Dataset entries:
::::

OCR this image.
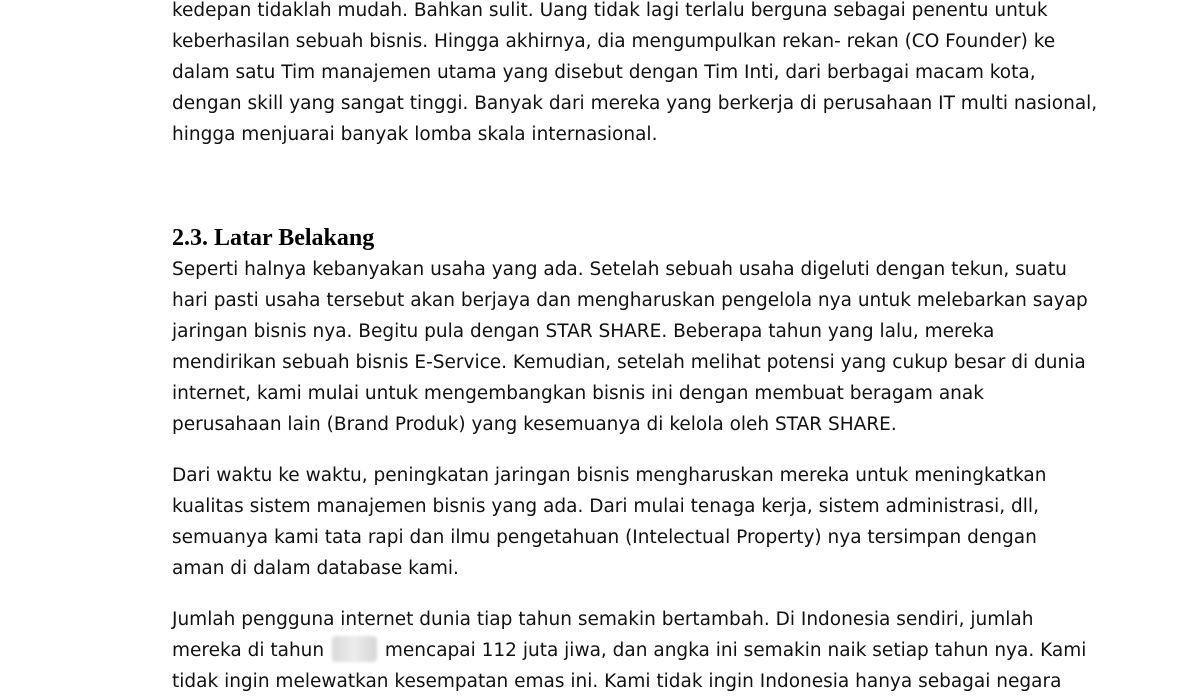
kedepan tidaklah mudah. Bahkan sulit. Uang tidak lagi terlalu berguna sebagai penentu untuk
keberhasilan sebuah bisnis. Hingga akhirnya, dia mengumpulkan rekan- rekan (CO Founder) ke
dalam satu Tim manajemen utama yang disebut dengan Tim Inti, dari berbagai macam kota,
dengan skill yang sangat tinggi. Banyak dari mereka yang berkerja di perusahaan IT multi nasional,
hingga menjuarai banyak lomba skala internasional.
2.3. Latar Belakang
Seperti halnya kebanyakan usaha yang ada. Setelah sebuah usaha digeluti dengan tekun, suatu
hari pasti usaha tersebut akan berjaya dan mengharuskan pengelola nya untuk melebarkan sayap
jaringan bisnis nya. Begitu pula dengan STAR SHARE. Beberapa tahun yang lalu, mereka
mendirikan sebuah bisnis E-Service. Kemudian, setelah melihat potensi yang cukup besar di dunia
internet, kami mulai untuk mengembangkan bisnis ini dengan membuat beragam anak
perusahaan lain (Brand Produk) yang kesemuanya di kelola oleh STAR SHARE.
Dari waktu ke waktu, peningkatan jaringan bisnis mengharuskan mereka untuk meningkatkan
kualitas sistem manajemen bisnis yang ada. Dari mulai tenaga kerja, sistem administrasi, dll,
semuanya kami tata rapi dan ilmu pengetahuan (Intelectual Property) nya tersimpan dengan
aman di dalam database kami.
Jumlah pengguna internet dunia tiap tahun semakin bertambah. Di Indonesia sendiri, jumlah
mereka di tahun	mencapai 112 juta jiwa, dan angka ini semakin naik setiap tahun nya. Kami
tidak ingin melewatkan kesempatan emas ini. Kami tidak ingin Indonesia hanya sebagai negara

::::

Task to complete: Each entry above is to be written out again unchanged, apart from the pictures, which are left out.

Task response:
OCR this image.
kedepan tidaklah mudah. Bahkan sulit. Uang tidak lagi terlalu berguna sebagai penentu untuk
keberhasilan sebuah bisnis. Hingga akhirnya, dia mengumpulkan rekan- rekan (CO Founder) ke
dalam satu Tim manajemen utama yang disebut dengan Tim Inti, dari berbagai macam kota,
dengan skill yang sangat tinggi. Banyak dari mereka yang berkerja di perusahaan IT multi nasional,
hingga menjuarai banyak lomba skala internasional.
2.3. Latar Belakang
Seperti halnya kebanyakan usaha yang ada. Setelah sebuah usaha digeluti dengan tekun, suatu
hari pasti usaha tersebut akan berjaya dan mengharuskan pengelola nya untuk melebarkan sayap
jaringan bisnis nya. Begitu pula dengan STAR SHARE. Beberapa tahun yang lalu, mereka
mendirikan sebuah bisnis E-Service. Kemudian, setelah melihat potensi yang cukup besar di dunia
internet, kami mulai untuk mengembangkan bisnis ini dengan membuat beragam anak
perusahaan lain (Brand Produk) yang kesemuanya di kelola oleh STAR SHARE.
Dari waktu ke waktu, peningkatan jaringan bisnis mengharuskan mereka untuk meningkatkan
kualitas sistem manajemen bisnis yang ada. Dari mulai tenaga kerja, sistem administrasi, dll,
semuanya kami tata rapi dan ilmu pengetahuan (Intelectual Property) nya tersimpan dengan
aman di dalam database kami.
Jumlah pengguna internet dunia tiap tahun semakin bertambah. Di Indonesia sendiri, jumlah
mereka di tahun	mencapai 112 juta jiwa, dan angka ini semakin naik setiap tahun nya. Kami
tidak ingin melewatkan kesempatan emas ini. Kami tidak ingin Indonesia hanya sebagai negara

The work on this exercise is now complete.